Differential SAR interferometry (D-InSAR) is a remote sensing technique that can be used for monitoring small surface
movements, such as co-seismic and post-seismic movements, land subsidence, land slide, ice motion etc. However, the
quality of D-InSAR products are largely degraded by many factors, which in turn makes the accuracy of D-InSAR is not
high enough to measure cm-level subsidence.
An optimal solution to solve the above problems is to integrate D-INSAR with levelling. Using the sparse levelling
measurements as ground control and ground truth, the D -InSAR products can be quantitatively assessed; and furthermore,
the errors can be modelled. This integrate method has been tested in Tianjin area. The preliminary results show that: (1) D -
InSAR can detect the cm-level subsidence in the urban area where the conherence is high enough; (2) the errors between the
subsidence values measured by D-InSAR and those by levelling can be quantitatively modelled, and thus the accuracy of D-
InSAR products can be improved.

→ **What this exercise asks**:
**1)** Reproduce the D-InSAR text from "Differential SAR interferometry" up to and including "measure cm-level subsidence.".
**2)** According to the D-InSAR text, where was the integrated method tested?

→ **Rows**:
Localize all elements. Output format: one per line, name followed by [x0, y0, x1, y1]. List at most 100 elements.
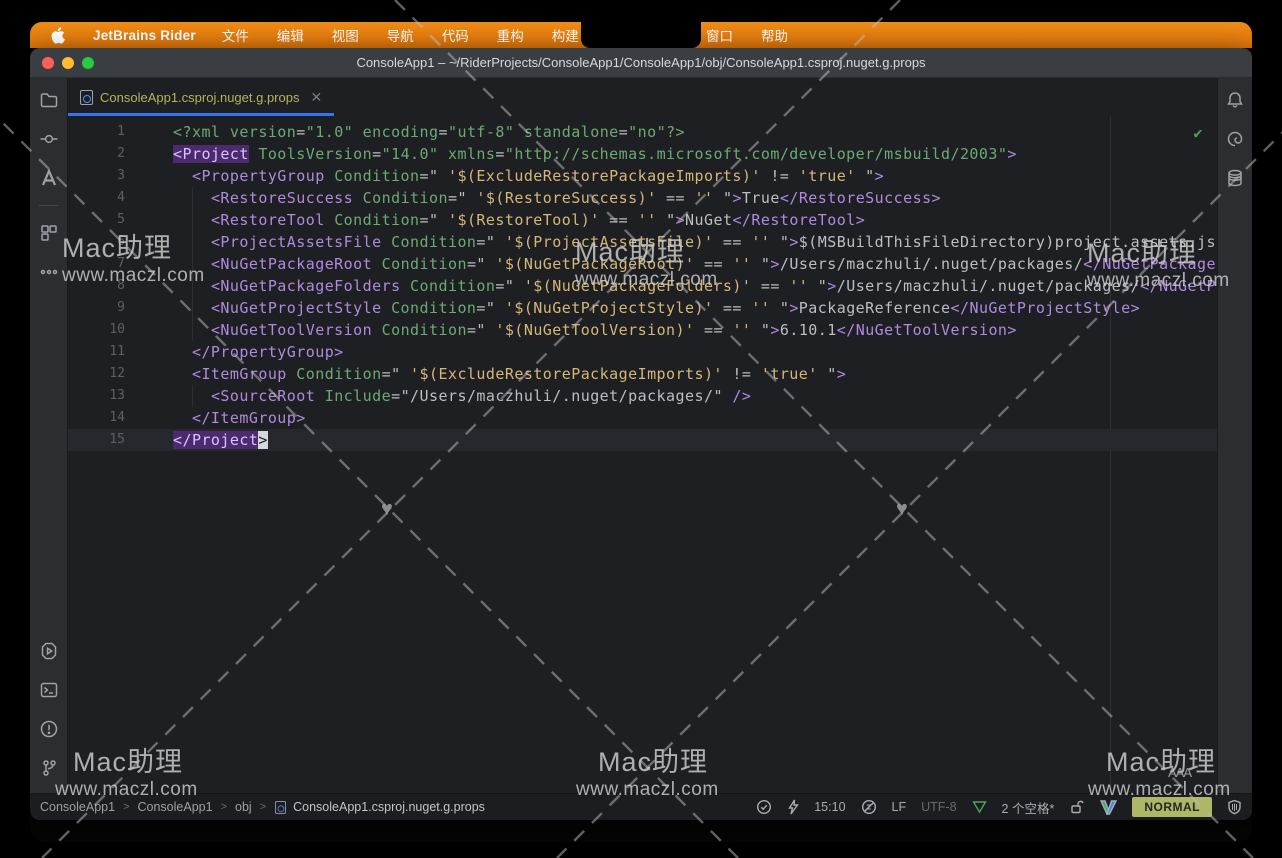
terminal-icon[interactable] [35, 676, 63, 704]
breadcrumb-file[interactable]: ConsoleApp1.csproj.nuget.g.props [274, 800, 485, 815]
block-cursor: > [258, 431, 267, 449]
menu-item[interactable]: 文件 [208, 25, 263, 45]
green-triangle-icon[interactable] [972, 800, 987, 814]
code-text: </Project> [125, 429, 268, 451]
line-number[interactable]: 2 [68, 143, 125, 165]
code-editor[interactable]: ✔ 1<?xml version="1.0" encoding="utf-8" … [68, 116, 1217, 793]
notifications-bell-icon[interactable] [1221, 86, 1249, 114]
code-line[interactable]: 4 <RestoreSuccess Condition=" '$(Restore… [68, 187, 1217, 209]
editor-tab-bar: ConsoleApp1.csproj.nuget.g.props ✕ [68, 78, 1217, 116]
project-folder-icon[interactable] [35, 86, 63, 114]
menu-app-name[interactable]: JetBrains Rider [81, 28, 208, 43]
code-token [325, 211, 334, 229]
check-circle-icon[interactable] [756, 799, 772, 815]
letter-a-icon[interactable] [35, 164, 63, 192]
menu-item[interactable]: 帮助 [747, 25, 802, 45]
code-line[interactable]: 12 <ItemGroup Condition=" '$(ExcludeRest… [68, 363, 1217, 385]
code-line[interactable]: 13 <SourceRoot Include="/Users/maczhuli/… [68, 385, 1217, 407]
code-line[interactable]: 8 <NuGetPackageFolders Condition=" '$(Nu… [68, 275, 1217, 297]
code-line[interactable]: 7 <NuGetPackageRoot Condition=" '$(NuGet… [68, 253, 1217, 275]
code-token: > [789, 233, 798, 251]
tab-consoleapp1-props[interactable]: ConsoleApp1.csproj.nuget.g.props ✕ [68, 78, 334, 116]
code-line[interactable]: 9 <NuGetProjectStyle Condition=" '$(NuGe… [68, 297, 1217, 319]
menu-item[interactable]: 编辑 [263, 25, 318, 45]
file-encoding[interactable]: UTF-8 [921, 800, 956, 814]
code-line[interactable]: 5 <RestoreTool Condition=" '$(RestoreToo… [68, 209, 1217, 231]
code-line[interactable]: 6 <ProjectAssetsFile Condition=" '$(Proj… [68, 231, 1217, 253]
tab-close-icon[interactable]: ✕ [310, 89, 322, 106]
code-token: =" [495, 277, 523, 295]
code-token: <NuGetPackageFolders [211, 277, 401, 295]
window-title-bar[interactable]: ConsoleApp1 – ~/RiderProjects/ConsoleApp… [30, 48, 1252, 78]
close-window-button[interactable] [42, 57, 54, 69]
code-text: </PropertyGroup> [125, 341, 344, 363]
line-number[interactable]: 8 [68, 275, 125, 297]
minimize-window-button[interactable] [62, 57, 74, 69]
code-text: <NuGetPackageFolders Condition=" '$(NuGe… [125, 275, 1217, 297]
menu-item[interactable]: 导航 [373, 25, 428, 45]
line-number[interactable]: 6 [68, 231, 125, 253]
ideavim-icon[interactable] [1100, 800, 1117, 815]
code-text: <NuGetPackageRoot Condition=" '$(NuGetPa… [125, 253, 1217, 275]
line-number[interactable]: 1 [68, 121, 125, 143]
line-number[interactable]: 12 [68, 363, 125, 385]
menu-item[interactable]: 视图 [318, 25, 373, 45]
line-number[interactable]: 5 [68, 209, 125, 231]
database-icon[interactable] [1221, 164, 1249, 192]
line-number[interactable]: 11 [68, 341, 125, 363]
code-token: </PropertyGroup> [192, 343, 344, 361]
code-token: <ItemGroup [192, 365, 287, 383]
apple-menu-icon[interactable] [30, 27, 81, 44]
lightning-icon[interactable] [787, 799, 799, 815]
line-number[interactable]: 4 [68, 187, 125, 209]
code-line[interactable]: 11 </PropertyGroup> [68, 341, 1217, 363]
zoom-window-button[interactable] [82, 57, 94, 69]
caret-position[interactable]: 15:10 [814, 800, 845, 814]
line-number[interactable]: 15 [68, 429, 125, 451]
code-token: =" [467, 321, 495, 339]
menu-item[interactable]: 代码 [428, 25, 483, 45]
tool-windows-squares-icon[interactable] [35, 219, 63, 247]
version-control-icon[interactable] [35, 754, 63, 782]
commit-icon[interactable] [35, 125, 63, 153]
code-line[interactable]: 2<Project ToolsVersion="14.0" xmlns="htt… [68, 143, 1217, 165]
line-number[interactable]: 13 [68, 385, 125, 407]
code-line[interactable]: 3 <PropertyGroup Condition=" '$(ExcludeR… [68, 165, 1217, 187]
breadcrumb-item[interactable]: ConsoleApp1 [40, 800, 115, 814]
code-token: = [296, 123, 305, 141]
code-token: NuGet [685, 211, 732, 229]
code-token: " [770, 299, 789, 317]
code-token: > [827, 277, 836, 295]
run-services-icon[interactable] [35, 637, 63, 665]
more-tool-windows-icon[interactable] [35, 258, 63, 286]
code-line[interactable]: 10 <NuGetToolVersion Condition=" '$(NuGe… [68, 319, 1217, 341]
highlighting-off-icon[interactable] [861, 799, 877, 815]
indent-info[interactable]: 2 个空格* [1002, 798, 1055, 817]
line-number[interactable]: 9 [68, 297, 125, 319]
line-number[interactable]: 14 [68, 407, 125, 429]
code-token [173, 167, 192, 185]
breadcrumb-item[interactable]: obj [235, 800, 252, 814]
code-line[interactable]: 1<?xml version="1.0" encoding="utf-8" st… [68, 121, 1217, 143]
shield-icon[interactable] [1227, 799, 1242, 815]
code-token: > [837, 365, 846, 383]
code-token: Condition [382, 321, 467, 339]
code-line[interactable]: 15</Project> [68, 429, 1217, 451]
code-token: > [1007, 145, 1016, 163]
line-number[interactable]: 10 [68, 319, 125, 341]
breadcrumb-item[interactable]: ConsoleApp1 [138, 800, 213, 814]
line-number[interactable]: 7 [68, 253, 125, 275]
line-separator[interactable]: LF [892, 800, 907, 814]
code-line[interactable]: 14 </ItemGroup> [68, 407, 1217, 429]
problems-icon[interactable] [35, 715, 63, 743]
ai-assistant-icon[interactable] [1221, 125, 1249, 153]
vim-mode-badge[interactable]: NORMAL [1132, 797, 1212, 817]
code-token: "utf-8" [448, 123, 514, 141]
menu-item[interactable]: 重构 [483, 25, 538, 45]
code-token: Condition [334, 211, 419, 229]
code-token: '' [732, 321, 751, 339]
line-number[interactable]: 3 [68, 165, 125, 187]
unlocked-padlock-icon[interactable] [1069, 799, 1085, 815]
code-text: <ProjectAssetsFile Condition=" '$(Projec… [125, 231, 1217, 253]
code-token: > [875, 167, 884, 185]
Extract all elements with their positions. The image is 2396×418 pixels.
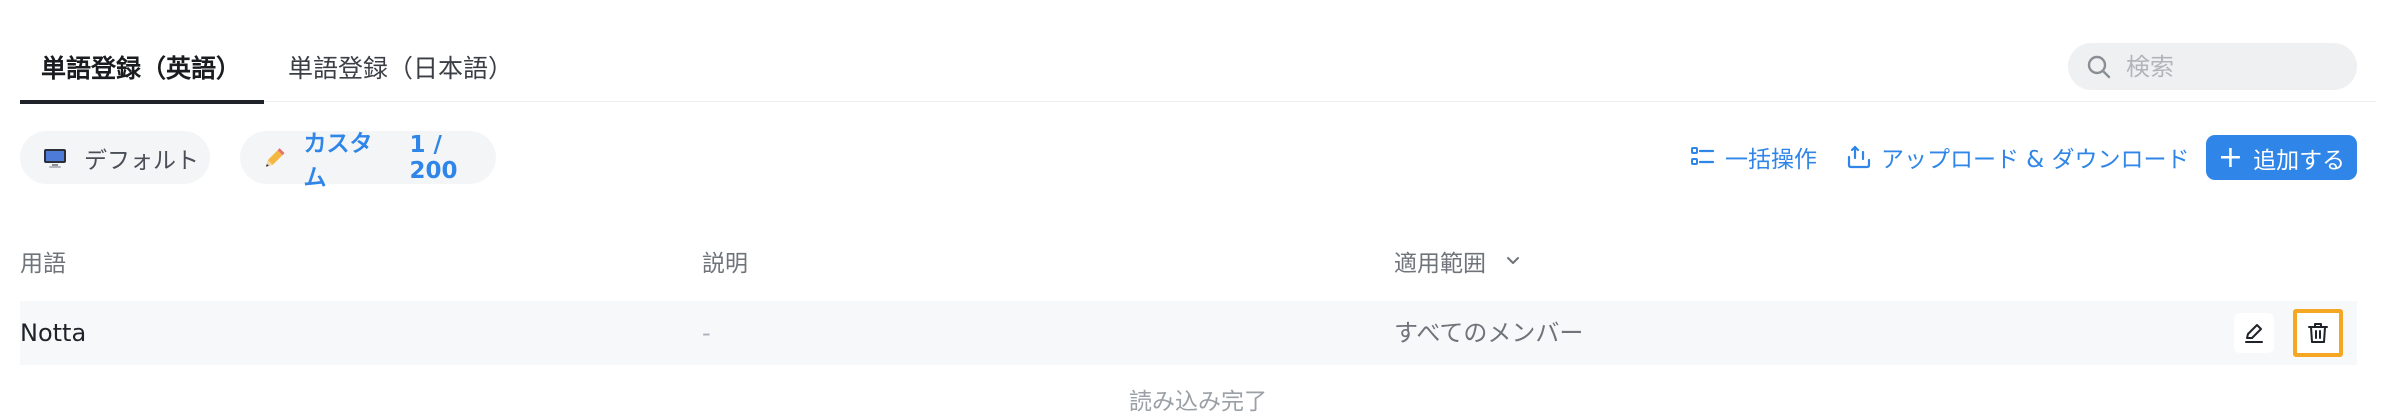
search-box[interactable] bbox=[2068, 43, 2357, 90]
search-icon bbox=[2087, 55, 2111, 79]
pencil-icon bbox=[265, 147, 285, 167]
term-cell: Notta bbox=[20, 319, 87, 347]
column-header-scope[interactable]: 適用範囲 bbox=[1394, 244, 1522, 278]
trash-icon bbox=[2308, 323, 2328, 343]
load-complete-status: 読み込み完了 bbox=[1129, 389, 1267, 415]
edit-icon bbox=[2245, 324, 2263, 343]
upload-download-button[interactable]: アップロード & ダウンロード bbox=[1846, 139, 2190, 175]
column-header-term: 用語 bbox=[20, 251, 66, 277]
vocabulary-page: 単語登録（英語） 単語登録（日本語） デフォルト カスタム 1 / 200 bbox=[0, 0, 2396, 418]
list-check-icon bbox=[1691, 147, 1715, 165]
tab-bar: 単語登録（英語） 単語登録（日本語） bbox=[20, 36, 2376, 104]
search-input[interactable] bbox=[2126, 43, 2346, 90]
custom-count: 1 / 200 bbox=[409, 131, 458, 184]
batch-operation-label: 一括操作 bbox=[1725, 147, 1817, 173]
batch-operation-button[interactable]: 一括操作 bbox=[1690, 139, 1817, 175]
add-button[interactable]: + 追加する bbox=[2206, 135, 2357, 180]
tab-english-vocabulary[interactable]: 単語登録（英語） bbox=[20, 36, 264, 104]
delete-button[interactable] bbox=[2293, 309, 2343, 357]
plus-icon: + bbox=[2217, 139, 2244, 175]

→ **Per-task answers**:
**1)**
Differential SAR interferometry (D-InSAR) is a remote sensing technique that can be used for monitoring small surface
movements, such as co-seismic and post-seismic movements, land subsidence, land slide, ice motion etc. However, the
quality of D-InSAR products are largely degraded by many factors, which in turn makes the accuracy of D-InSAR is not
high enough to measure cm-level subsidence.

**2)** In the Tianjin area.